## Short task
Check every line below for the word "sách" and show those that hold it.

┌─ Data rows

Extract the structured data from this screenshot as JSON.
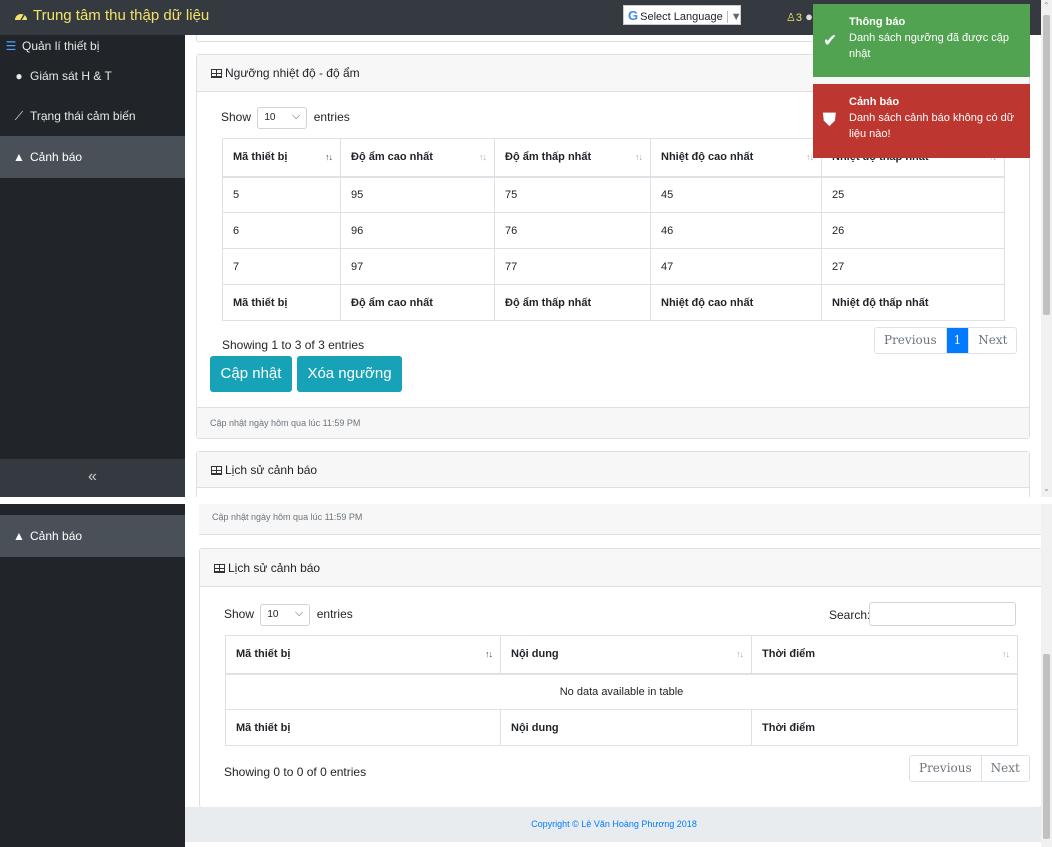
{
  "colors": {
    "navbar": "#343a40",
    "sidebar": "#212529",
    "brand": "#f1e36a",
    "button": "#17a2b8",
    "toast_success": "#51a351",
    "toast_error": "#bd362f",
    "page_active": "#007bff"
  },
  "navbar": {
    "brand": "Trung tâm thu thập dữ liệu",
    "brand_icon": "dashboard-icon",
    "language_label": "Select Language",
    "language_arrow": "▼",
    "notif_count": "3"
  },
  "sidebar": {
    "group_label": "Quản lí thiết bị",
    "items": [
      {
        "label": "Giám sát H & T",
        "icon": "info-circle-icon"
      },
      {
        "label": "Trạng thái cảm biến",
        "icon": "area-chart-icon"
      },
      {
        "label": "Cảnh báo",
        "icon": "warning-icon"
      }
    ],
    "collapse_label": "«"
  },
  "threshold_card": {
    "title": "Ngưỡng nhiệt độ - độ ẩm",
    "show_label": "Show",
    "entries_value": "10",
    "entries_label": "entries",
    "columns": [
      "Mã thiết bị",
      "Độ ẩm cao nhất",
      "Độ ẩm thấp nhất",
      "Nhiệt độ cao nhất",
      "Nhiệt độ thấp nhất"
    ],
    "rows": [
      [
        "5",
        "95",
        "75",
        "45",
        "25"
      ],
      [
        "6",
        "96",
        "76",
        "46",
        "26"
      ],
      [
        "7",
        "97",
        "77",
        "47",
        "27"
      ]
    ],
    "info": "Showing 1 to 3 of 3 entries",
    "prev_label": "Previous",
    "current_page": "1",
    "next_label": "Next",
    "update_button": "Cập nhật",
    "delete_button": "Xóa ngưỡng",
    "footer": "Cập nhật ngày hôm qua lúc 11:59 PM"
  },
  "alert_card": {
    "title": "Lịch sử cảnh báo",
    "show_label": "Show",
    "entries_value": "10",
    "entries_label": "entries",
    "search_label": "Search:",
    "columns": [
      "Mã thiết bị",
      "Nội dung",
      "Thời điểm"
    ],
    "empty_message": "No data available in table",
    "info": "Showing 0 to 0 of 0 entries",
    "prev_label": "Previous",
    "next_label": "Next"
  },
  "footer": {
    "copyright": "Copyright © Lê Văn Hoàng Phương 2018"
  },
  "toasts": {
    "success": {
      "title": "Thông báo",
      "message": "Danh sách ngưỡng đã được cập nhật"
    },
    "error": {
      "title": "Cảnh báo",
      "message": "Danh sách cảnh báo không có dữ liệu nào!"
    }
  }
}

└─

## Expected answer
      "message": "Danh sách ngưỡng đã được cập nhật"
      "message": "Danh sách cảnh báo không có dữ liệu nào!"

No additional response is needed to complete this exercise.